— START —

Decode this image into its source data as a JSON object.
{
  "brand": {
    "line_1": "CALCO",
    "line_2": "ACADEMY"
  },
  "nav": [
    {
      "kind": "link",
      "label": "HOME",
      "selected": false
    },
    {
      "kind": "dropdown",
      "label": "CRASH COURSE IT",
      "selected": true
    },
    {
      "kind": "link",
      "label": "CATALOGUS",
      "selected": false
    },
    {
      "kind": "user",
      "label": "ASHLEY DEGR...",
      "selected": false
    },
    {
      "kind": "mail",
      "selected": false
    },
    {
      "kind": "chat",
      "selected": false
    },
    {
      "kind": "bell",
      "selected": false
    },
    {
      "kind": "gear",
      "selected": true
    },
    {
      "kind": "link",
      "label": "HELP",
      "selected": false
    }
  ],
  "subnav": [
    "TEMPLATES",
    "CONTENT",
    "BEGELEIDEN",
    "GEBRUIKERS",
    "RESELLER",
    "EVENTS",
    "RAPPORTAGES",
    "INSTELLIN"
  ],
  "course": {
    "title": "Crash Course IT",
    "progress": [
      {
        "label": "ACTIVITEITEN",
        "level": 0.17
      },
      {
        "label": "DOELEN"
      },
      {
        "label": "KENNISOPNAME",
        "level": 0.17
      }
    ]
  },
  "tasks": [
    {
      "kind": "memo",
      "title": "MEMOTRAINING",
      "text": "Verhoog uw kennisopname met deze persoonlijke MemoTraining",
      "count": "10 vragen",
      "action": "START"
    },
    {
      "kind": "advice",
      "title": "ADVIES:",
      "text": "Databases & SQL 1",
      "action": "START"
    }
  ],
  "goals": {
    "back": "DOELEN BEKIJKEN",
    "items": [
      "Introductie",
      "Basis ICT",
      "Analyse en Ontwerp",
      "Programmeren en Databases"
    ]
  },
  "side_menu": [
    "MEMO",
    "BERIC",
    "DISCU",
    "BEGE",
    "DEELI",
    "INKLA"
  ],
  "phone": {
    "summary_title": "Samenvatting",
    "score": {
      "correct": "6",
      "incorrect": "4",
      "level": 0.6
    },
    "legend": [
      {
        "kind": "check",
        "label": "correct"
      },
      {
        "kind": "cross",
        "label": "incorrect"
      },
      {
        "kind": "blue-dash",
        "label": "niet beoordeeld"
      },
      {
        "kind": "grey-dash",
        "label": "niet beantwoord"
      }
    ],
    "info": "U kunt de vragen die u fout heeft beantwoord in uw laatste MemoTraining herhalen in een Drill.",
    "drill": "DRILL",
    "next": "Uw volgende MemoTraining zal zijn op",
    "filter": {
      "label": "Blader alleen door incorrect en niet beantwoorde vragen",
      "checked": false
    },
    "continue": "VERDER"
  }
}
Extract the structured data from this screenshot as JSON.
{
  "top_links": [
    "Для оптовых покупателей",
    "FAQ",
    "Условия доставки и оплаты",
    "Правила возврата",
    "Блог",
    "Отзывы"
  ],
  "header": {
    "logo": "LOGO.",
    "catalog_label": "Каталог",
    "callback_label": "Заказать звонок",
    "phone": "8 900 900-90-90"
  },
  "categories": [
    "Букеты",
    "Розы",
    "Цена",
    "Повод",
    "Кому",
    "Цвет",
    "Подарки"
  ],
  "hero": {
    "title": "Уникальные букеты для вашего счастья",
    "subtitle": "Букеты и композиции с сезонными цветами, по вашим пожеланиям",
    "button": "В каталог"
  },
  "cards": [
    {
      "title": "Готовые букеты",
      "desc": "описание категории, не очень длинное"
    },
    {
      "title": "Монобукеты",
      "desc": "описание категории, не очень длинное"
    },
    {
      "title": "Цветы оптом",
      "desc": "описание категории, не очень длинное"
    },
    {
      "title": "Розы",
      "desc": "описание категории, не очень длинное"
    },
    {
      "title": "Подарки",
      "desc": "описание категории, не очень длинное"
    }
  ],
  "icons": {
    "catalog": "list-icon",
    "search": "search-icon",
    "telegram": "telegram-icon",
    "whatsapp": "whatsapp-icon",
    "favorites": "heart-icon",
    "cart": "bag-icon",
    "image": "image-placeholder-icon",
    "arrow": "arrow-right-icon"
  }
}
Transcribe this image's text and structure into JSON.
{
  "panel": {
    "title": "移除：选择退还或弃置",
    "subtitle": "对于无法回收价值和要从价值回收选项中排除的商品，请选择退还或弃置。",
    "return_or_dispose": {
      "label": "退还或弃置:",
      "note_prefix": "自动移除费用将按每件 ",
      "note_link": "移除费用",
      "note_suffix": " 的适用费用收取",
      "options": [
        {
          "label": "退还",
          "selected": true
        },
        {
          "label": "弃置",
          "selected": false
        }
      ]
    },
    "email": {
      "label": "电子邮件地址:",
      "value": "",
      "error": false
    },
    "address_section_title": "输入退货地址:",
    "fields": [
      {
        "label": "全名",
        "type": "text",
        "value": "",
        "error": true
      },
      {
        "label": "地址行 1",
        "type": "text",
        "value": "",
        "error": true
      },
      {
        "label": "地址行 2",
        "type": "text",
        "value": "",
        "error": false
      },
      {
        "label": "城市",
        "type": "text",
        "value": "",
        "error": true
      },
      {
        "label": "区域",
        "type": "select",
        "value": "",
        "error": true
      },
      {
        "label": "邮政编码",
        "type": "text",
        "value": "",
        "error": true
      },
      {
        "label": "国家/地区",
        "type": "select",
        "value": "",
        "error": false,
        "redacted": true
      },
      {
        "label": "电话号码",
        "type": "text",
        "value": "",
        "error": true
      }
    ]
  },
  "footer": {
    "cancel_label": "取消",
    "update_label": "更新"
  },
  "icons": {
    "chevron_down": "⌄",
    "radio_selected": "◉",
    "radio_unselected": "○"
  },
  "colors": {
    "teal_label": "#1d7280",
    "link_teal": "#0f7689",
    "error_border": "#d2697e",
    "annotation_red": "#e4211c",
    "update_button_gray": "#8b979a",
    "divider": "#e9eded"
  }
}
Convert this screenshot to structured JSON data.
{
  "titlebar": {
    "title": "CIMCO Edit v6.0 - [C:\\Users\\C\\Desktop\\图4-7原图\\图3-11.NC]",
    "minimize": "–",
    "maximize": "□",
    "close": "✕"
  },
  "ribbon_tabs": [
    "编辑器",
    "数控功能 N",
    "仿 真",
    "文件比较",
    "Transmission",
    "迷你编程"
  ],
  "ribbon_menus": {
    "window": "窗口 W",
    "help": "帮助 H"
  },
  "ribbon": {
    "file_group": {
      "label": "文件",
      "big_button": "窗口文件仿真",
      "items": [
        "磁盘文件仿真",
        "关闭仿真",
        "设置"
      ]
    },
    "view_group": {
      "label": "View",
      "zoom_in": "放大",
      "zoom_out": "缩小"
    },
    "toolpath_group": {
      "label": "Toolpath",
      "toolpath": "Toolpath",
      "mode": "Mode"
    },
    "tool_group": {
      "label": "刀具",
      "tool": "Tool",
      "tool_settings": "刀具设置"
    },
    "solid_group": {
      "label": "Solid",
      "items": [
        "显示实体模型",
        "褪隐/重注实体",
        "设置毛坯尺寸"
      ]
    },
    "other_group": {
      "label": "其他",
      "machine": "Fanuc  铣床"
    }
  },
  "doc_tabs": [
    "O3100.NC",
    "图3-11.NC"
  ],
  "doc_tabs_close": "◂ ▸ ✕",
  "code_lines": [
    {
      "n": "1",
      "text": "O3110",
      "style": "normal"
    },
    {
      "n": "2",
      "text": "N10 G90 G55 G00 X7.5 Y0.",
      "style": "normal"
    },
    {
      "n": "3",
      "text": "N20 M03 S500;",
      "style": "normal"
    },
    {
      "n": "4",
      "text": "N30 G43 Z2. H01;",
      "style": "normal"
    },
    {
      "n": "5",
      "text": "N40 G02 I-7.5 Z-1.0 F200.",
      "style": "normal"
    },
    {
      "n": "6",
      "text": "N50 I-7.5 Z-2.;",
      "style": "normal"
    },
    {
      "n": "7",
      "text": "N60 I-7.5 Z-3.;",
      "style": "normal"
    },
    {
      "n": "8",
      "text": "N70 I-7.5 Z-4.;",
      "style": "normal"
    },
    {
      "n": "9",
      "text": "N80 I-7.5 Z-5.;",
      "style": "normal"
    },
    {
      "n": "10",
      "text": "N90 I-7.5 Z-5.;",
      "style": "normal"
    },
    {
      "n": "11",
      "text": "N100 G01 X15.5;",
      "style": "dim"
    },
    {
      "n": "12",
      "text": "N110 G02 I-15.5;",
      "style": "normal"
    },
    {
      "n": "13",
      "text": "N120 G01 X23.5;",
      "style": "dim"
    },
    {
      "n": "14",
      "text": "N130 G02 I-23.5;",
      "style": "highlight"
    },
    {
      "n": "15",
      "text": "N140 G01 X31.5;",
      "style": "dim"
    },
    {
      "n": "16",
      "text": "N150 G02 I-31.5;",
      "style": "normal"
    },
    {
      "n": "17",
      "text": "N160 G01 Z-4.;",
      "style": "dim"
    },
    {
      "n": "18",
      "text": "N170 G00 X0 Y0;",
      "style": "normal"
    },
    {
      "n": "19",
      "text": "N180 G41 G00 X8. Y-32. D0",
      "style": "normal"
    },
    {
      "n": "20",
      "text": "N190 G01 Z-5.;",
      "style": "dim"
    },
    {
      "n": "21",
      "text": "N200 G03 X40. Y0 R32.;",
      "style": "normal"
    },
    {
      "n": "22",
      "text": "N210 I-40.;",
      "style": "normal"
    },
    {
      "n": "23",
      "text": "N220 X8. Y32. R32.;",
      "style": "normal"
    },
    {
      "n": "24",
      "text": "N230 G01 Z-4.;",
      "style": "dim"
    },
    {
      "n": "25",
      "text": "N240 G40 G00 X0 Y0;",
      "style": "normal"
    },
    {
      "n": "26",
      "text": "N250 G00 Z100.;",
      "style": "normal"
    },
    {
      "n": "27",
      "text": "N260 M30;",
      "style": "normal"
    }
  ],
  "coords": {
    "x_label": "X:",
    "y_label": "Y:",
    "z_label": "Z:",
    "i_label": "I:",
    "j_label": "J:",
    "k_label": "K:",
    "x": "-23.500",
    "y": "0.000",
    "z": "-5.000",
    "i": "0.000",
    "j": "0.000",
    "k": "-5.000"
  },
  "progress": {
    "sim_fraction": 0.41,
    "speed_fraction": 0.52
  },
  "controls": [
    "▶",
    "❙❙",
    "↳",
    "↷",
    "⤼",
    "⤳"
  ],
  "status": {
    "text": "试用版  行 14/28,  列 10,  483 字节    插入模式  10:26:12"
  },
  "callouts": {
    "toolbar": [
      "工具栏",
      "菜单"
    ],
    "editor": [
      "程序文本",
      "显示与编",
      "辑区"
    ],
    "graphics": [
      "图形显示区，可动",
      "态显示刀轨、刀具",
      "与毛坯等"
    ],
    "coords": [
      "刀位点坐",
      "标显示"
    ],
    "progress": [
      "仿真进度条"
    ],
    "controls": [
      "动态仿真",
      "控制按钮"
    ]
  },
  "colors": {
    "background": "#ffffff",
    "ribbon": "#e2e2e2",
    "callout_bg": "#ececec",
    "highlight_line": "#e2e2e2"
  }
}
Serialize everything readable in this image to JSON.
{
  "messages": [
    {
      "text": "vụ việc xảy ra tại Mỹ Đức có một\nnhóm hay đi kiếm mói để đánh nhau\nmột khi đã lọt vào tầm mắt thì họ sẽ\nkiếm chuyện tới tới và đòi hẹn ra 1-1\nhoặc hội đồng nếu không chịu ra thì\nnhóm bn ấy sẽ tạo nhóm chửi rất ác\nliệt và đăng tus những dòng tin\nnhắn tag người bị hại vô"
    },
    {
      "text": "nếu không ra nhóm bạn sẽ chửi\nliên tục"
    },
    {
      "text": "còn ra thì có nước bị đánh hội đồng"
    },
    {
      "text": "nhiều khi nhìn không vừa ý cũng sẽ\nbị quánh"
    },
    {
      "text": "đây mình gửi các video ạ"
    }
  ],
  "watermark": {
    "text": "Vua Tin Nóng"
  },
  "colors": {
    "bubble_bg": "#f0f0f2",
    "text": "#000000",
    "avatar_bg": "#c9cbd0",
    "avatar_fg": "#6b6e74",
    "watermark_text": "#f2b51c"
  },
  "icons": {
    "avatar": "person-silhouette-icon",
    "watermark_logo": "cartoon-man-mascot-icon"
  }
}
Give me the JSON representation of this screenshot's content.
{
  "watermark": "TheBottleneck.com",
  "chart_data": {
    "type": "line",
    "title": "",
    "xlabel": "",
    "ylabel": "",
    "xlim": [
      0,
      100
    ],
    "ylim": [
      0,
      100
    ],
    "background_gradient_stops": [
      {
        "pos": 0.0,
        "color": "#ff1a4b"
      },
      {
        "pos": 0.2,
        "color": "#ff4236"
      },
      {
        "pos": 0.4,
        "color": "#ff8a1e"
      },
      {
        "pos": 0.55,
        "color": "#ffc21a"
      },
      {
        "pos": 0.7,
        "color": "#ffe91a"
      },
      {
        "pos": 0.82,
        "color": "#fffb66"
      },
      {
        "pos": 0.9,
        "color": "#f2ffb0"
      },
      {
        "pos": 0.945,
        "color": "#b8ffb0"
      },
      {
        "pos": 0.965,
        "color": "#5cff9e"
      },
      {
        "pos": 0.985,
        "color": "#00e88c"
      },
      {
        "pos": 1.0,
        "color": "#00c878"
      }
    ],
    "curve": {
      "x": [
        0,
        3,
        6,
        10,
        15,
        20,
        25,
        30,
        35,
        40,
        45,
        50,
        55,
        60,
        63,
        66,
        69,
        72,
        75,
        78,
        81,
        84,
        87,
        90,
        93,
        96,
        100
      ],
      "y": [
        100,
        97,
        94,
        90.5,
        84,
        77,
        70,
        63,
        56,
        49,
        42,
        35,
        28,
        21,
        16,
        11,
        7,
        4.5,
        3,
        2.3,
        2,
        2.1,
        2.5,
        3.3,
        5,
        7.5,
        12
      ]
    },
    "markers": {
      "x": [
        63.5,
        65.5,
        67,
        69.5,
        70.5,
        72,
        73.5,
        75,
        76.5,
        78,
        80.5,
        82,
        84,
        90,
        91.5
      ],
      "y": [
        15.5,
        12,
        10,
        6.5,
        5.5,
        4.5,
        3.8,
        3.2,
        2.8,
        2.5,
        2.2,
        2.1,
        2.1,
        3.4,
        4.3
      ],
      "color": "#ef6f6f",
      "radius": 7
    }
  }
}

— END —

▶ **STATED PROBLEM**:
Pick out every line above that contains the word "đánh" and copy it.

▶ **THE SOLUTION**:
      "text": "vụ việc xảy ra tại Mỹ Đức có một\nnhóm hay đi kiếm mói để đánh nhau\nmột khi đã lọt vào tầm mắt thì họ sẽ\nkiếm chuyện tới tới và đòi hẹn ra 1-1\nhoặc hội đồng nếu không chịu ra thì\nnhóm bn ấy sẽ tạo nhóm chửi rất ác\nliệt và đăng tus những dòng tin\nnhắn tag người bị hại vô"
      "text": "còn ra thì có nước bị đánh hội đồng"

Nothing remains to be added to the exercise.